::: Task inputs

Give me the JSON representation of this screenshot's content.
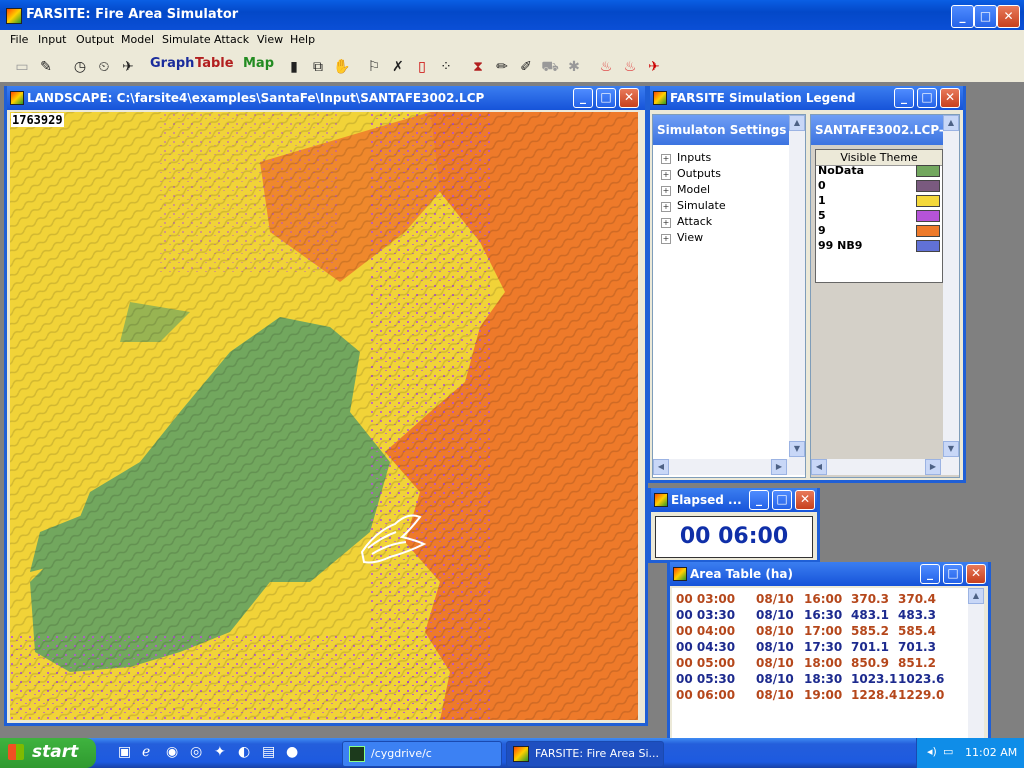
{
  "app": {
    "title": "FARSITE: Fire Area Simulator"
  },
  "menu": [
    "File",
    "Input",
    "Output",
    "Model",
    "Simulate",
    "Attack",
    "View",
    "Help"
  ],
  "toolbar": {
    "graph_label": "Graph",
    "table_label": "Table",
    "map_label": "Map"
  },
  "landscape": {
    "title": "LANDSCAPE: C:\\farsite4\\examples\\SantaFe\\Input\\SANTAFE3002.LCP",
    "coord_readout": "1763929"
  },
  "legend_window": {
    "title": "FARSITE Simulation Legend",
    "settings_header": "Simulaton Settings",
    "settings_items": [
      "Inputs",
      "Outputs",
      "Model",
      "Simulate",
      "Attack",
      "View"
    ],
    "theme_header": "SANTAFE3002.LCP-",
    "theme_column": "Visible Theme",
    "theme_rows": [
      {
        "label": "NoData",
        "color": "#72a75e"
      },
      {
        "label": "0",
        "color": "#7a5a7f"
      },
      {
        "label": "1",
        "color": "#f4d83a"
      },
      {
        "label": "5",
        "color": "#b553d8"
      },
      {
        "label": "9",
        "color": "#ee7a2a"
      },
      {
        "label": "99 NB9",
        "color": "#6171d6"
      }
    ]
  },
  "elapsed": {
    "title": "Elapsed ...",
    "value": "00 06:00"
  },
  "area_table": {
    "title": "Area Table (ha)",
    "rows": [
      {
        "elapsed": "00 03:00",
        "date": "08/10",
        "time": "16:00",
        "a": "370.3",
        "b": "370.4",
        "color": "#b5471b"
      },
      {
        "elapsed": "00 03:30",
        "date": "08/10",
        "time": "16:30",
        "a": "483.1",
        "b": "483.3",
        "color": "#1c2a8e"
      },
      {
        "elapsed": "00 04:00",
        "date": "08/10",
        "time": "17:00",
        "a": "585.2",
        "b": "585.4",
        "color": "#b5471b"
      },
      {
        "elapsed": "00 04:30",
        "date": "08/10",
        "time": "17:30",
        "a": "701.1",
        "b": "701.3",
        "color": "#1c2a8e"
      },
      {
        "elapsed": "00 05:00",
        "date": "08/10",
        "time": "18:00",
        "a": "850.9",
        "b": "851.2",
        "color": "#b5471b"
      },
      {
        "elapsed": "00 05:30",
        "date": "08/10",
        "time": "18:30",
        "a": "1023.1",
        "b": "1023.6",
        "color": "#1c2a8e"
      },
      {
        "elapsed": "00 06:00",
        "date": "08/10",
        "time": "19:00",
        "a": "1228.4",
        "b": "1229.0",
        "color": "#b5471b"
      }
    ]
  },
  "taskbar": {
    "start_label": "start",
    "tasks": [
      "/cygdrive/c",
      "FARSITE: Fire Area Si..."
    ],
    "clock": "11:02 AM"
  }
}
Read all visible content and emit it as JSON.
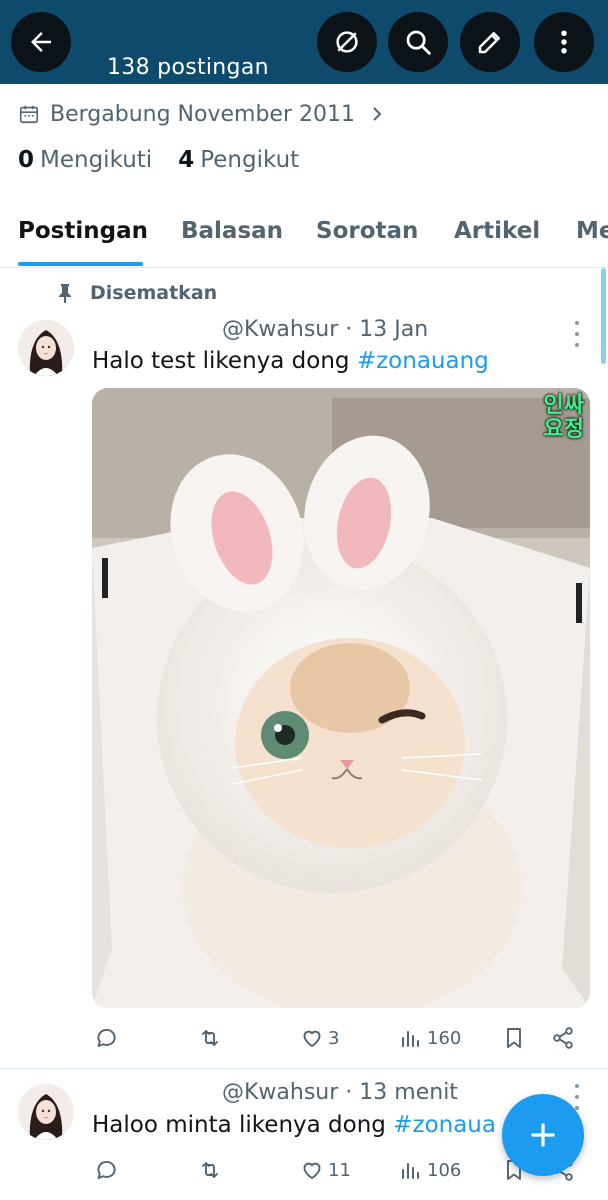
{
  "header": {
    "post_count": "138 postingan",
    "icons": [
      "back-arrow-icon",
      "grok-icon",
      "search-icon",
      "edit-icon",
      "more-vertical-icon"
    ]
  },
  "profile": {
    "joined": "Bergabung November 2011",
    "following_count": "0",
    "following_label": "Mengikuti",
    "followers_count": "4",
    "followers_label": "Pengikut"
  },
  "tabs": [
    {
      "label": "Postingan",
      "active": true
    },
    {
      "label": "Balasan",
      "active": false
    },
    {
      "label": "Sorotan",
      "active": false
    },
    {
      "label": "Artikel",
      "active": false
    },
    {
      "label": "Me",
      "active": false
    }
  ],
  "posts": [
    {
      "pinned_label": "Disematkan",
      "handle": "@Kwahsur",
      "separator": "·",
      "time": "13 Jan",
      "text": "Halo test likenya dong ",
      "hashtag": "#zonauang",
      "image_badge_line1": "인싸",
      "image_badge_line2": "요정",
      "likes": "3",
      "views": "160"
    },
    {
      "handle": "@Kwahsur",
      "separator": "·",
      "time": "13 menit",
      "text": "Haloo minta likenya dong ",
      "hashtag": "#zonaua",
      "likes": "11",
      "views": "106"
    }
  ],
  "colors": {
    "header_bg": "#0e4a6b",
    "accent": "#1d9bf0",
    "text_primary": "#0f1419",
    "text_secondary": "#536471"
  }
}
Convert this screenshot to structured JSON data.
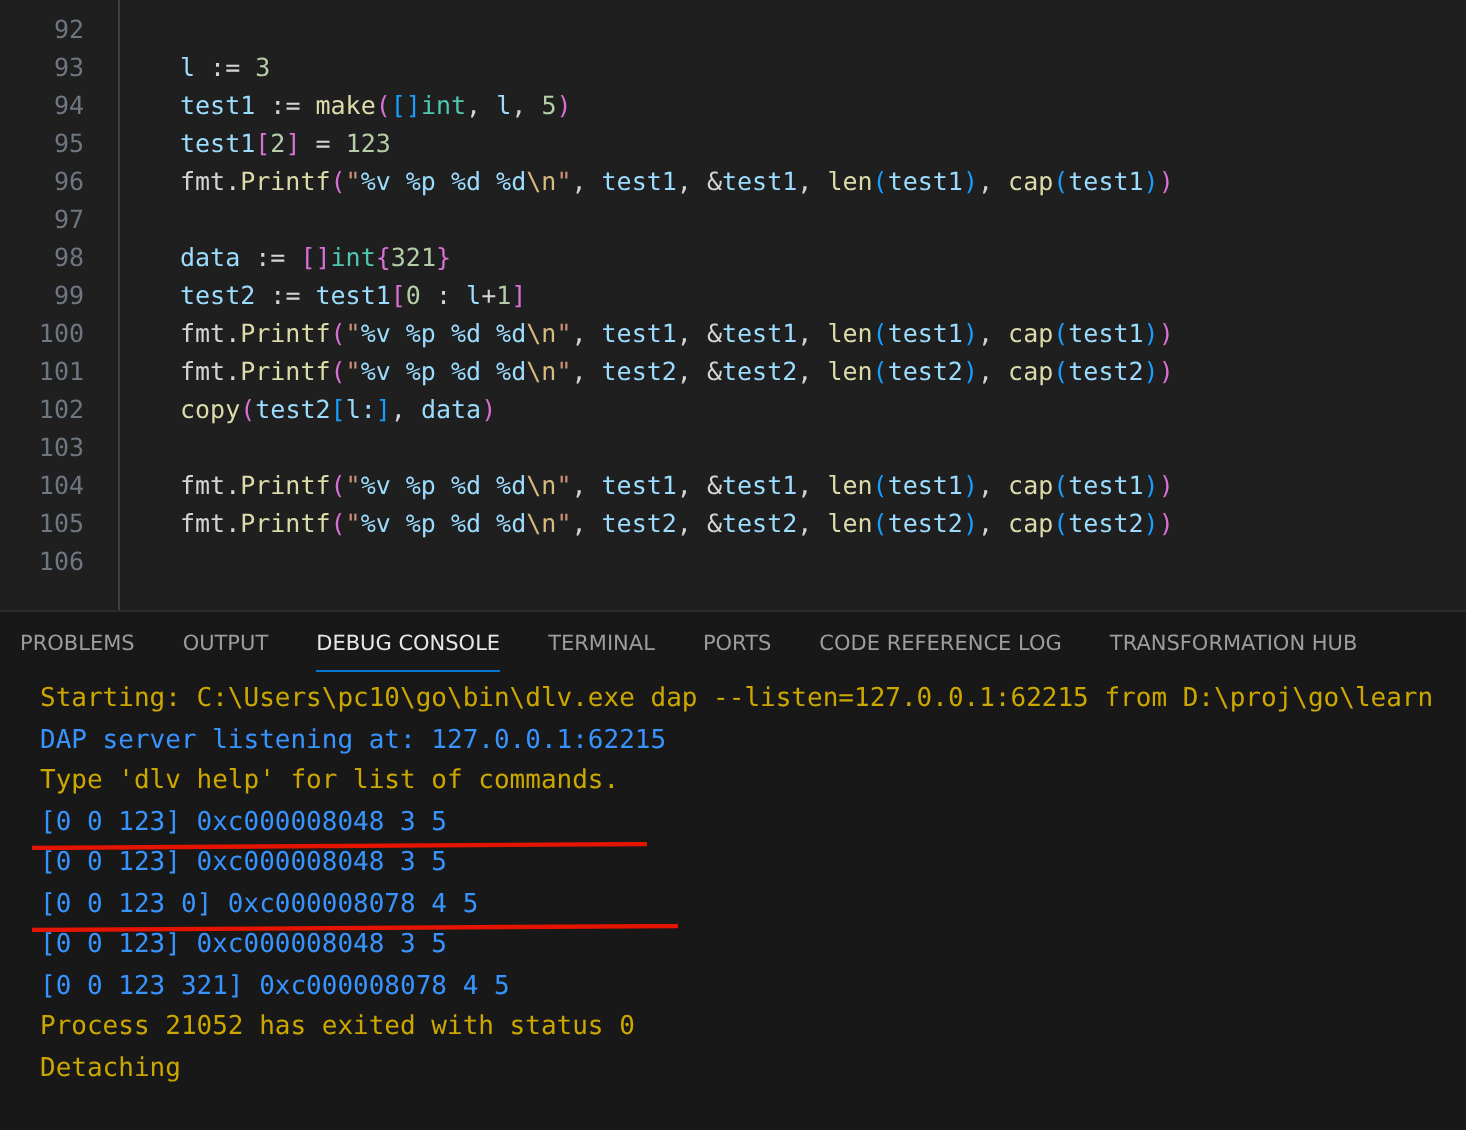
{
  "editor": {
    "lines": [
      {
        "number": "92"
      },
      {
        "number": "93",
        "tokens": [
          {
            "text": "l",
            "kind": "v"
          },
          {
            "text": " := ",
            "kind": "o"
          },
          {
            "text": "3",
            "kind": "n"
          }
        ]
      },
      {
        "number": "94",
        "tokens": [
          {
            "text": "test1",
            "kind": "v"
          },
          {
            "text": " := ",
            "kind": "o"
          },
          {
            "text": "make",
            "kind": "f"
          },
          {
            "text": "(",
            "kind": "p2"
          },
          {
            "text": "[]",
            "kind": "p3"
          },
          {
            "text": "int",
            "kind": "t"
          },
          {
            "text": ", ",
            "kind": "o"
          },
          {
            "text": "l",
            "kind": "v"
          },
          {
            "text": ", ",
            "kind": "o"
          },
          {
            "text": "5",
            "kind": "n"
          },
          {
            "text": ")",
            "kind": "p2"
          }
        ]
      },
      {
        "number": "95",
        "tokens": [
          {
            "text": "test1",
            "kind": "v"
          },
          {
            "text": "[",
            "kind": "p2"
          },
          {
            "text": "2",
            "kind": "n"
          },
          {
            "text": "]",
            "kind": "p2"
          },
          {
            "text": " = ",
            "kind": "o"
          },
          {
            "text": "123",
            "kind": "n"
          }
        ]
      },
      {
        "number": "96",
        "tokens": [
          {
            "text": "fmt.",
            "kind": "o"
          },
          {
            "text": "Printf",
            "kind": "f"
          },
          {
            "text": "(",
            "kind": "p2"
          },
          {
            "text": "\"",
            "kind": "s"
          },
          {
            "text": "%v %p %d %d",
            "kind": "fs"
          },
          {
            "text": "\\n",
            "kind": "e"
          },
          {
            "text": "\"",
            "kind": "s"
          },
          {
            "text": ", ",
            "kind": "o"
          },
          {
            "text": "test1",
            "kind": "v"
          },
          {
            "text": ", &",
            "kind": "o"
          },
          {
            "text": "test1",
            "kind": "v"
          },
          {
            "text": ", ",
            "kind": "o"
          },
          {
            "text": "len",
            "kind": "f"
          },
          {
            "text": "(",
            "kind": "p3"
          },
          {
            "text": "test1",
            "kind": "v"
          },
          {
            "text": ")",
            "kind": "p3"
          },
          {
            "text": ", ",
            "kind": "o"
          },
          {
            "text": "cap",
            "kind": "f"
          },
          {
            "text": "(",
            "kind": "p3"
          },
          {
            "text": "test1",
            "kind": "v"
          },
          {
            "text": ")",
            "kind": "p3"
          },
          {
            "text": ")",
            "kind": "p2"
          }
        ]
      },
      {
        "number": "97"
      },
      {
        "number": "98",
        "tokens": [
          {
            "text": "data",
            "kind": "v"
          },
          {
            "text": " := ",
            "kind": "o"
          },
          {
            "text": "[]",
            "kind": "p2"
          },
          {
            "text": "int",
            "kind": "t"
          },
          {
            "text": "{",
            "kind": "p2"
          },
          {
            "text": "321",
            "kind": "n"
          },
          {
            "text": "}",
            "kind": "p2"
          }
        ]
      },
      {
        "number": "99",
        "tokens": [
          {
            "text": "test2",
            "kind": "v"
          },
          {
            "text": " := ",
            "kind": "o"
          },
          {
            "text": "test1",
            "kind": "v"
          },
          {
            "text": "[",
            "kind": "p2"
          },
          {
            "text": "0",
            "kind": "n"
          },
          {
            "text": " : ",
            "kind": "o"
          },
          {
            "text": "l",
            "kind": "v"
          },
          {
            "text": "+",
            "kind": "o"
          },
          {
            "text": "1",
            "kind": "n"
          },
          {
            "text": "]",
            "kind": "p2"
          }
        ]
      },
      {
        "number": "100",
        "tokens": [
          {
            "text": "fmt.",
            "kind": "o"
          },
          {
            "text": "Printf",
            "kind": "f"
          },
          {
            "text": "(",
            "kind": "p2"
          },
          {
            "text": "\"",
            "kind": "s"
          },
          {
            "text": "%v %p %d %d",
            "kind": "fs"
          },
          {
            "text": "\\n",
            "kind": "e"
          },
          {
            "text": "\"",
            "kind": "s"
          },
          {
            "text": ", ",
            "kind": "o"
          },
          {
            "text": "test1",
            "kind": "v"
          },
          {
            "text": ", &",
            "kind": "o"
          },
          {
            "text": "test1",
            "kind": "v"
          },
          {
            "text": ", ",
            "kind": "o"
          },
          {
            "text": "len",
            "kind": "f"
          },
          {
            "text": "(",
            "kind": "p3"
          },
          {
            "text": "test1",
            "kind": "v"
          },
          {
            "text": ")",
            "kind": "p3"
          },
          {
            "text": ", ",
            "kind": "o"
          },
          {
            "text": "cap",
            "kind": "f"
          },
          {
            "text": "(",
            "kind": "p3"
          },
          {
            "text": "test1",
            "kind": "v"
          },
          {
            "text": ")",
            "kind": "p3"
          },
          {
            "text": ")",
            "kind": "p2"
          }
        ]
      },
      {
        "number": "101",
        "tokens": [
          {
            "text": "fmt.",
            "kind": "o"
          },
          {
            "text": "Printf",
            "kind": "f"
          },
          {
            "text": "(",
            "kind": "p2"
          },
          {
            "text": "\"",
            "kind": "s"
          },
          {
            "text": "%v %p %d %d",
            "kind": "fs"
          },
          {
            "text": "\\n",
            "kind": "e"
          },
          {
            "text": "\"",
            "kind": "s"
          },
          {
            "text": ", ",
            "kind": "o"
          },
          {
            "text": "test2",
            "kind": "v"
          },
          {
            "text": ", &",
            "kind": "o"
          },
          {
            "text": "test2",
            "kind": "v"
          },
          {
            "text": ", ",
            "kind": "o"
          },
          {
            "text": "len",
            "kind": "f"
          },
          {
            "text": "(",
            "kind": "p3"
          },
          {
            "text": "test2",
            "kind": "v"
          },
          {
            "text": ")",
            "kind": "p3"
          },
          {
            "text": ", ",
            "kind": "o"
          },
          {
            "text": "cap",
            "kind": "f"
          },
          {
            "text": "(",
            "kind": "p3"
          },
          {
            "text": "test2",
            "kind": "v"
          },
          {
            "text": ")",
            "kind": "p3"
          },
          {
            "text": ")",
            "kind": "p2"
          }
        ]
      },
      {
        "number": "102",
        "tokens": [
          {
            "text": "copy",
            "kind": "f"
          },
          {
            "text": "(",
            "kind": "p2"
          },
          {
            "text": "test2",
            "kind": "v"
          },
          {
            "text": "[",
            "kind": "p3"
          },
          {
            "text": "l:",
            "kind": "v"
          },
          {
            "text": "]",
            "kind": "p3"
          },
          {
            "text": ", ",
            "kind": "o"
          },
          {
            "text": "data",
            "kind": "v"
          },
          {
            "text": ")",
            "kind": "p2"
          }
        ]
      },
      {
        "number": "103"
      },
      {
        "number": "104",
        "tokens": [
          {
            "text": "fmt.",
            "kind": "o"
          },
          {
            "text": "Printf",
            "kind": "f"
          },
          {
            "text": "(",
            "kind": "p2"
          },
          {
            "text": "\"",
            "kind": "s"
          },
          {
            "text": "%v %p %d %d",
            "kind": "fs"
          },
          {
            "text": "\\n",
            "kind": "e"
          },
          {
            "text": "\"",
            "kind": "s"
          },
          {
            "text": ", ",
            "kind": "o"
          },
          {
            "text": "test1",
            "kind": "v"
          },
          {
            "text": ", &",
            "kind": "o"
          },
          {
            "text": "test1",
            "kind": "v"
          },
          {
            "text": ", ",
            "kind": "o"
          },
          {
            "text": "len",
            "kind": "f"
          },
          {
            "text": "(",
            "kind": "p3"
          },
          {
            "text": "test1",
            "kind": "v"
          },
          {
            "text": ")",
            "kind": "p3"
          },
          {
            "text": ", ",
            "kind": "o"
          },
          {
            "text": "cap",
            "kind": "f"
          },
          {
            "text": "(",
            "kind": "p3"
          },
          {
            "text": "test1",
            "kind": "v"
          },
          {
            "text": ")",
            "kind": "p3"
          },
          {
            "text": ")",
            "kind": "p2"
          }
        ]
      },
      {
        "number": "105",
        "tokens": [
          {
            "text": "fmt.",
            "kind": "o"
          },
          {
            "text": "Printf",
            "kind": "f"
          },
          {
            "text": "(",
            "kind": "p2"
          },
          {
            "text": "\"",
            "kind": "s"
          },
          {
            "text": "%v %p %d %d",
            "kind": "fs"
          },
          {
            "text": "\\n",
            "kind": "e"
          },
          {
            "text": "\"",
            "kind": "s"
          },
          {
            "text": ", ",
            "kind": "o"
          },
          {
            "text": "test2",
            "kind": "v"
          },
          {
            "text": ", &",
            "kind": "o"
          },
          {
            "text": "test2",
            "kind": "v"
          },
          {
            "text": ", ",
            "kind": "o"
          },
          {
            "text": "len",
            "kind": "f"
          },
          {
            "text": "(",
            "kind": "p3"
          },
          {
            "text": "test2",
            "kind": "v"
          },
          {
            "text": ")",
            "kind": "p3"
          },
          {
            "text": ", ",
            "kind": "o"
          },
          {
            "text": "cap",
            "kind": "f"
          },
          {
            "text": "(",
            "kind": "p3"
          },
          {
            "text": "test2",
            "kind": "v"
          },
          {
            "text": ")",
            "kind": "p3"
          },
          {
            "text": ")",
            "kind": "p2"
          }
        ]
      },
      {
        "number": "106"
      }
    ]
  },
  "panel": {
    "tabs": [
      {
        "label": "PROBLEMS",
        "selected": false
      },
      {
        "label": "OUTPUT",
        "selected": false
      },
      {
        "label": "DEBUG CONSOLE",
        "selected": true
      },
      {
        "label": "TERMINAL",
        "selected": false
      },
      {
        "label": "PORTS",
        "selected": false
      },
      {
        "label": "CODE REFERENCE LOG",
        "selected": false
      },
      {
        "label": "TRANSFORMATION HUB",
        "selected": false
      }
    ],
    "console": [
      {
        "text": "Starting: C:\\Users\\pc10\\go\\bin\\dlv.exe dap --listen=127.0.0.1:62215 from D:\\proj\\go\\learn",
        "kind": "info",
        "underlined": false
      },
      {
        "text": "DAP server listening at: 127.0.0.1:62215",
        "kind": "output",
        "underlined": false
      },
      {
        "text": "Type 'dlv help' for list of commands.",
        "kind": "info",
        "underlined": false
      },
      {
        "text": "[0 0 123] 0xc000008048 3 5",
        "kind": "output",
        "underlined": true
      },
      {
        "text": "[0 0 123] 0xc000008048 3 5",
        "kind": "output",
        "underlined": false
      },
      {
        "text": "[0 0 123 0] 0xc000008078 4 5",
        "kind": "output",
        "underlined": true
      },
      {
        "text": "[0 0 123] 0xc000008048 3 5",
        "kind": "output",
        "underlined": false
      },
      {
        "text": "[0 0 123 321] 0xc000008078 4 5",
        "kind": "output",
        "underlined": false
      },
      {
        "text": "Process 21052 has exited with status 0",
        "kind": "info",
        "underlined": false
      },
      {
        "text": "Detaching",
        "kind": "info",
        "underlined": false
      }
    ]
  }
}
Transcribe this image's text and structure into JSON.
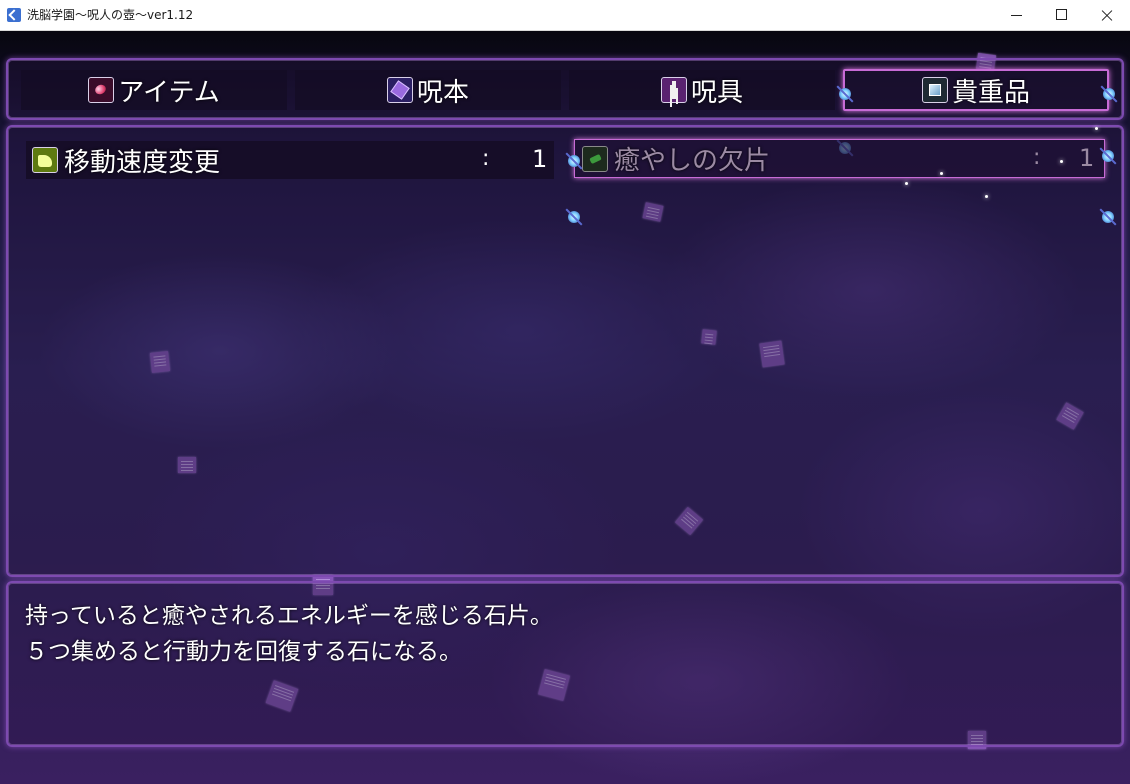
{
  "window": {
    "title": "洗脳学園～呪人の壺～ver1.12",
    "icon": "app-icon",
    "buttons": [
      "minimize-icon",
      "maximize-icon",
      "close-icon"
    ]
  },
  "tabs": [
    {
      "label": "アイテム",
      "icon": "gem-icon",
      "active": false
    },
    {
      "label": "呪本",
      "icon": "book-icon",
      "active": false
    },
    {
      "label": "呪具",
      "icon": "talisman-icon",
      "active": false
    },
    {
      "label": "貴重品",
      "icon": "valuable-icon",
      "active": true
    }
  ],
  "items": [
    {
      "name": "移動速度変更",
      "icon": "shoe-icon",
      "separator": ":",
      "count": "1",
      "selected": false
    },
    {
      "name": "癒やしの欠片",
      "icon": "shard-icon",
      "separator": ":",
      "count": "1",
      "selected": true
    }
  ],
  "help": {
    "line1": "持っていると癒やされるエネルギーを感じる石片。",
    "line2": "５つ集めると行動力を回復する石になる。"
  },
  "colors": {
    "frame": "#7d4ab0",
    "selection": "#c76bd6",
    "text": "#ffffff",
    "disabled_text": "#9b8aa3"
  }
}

::::::

*Requirement:* Copy every line of the records above that contains "likenya".

*Worked answer:*
      "text": "Halo test likenya dong ",
      "text": "Haloo minta likenya dong ",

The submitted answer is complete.